_Collection entries_.
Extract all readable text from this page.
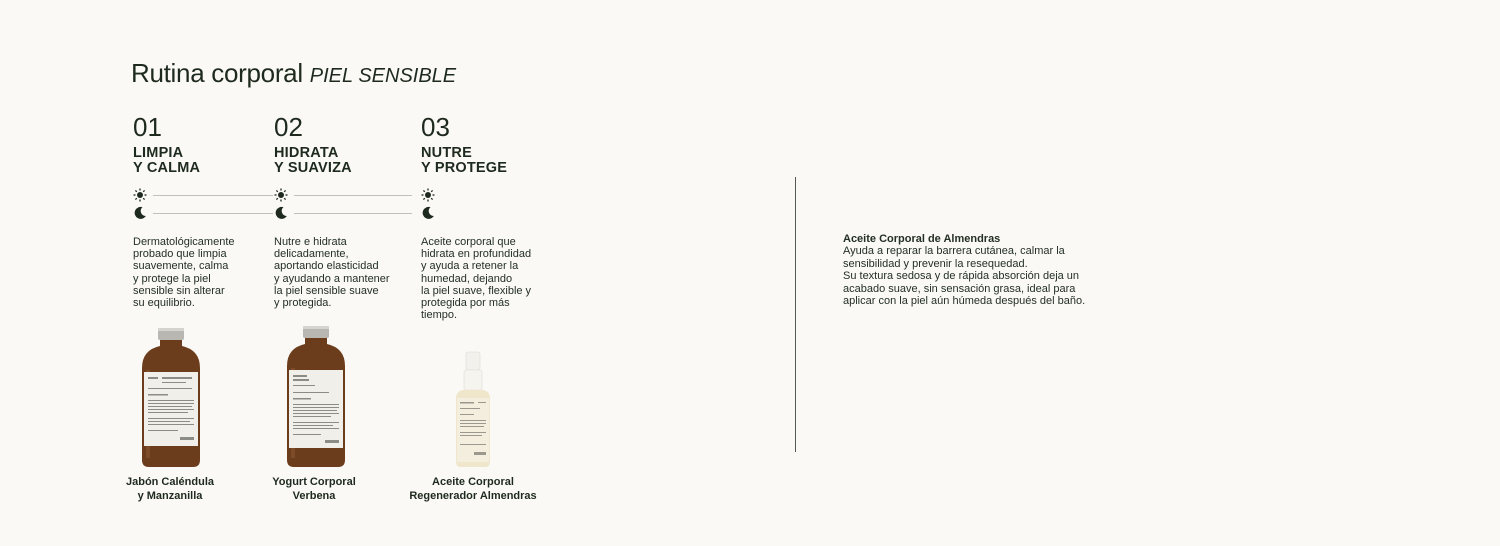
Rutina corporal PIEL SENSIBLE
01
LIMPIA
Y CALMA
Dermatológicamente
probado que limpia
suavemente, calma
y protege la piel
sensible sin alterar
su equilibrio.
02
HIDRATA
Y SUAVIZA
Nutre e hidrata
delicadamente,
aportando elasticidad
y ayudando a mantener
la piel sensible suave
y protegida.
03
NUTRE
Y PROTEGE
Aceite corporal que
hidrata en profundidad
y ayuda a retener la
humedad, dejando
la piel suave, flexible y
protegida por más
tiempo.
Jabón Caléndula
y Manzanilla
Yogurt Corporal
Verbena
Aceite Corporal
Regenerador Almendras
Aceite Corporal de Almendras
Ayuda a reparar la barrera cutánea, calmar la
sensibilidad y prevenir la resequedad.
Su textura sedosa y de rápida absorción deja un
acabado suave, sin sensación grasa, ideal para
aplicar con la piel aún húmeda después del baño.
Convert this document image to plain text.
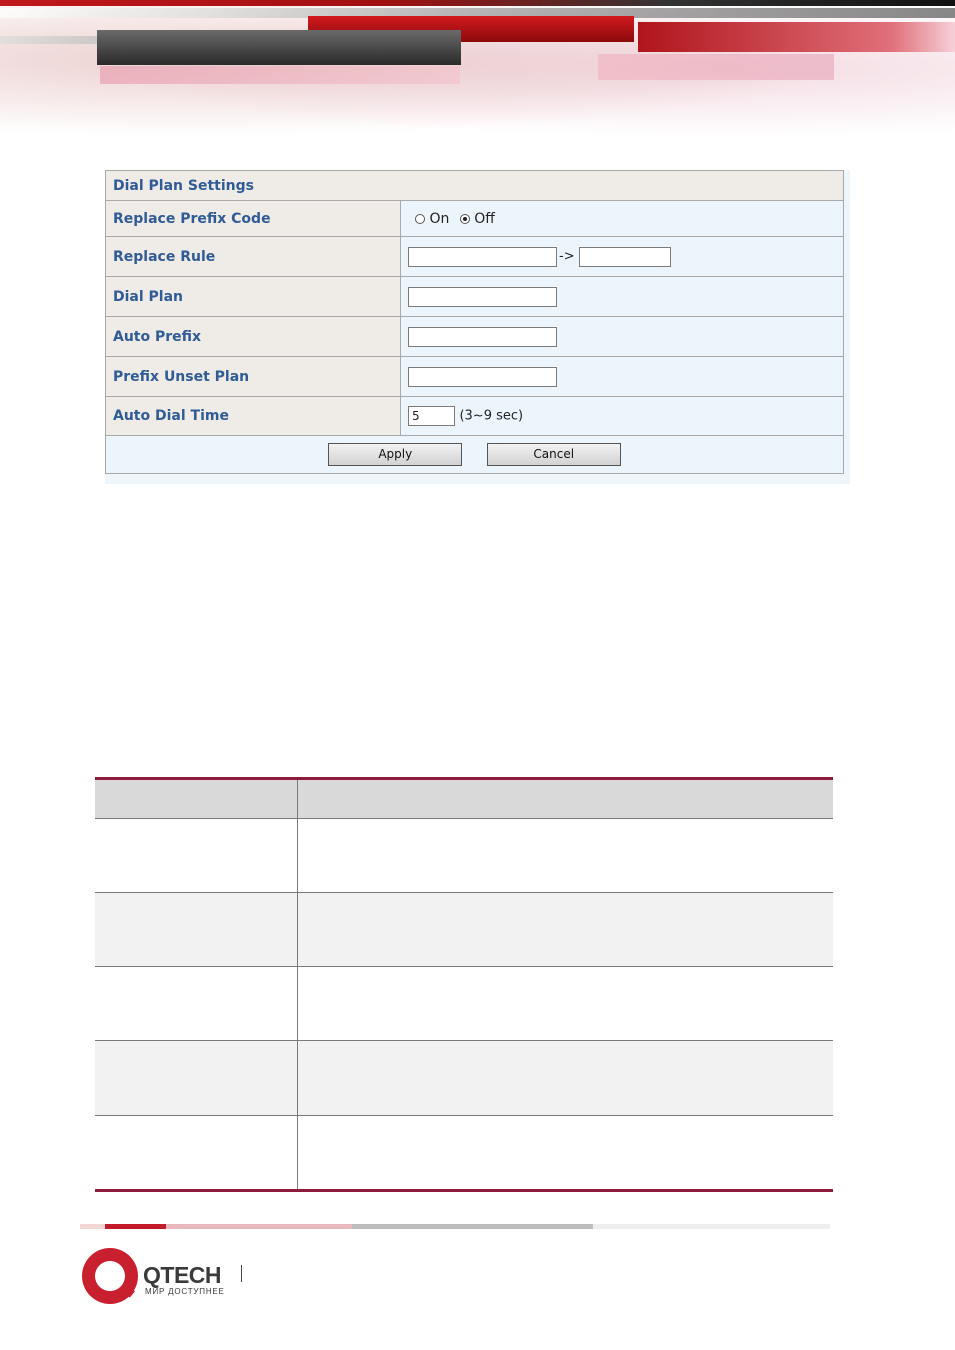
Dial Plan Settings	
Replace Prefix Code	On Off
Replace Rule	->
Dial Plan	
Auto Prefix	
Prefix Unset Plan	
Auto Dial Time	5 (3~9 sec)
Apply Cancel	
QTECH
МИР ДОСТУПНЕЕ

_TASK TO CARRY OUT_. In the listing, find every line containing the word "Prefix" and list it.

_WORKED SOLUTION_.
Replace Prefix Code	On Off
Auto Prefix	
Prefix Unset Plan	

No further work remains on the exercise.